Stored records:
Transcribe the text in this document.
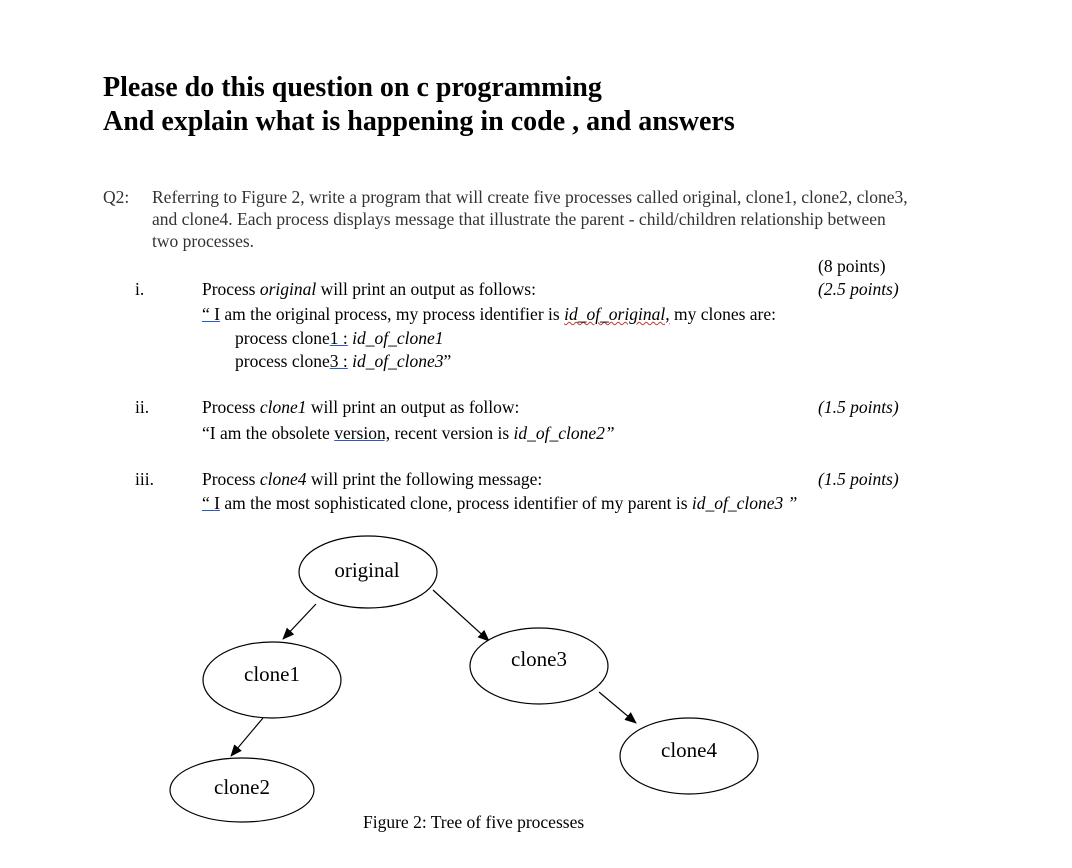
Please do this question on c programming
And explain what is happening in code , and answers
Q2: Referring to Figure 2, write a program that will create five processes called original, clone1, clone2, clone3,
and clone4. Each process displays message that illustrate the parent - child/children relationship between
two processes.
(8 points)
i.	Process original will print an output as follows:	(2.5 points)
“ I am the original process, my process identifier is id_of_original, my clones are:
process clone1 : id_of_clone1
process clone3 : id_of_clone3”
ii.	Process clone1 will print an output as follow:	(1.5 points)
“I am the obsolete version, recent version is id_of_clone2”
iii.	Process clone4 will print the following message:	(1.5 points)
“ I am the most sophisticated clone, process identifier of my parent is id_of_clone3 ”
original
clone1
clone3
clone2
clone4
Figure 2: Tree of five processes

> [REQUIRED TASK]: Please transcribe the material above exactly as written. Leave the pictures out.

> [IN RESPONSE]:
Transcribe the text in this document.
Please do this question on c programming
And explain what is happening in code , and answers
Q2: Referring to Figure 2, write a program that will create five processes called original, clone1, clone2, clone3,
and clone4. Each process displays message that illustrate the parent - child/children relationship between
two processes.
(8 points)
i.	Process original will print an output as follows:	(2.5 points)
“ I am the original process, my process identifier is id_of_original, my clones are:
process clone1 : id_of_clone1
process clone3 : id_of_clone3”
ii.	Process clone1 will print an output as follow:	(1.5 points)
“I am the obsolete version, recent version is id_of_clone2”
iii.	Process clone4 will print the following message:	(1.5 points)
“ I am the most sophisticated clone, process identifier of my parent is id_of_clone3 ”
original
clone1
clone3
clone2
clone4
Figure 2: Tree of five processes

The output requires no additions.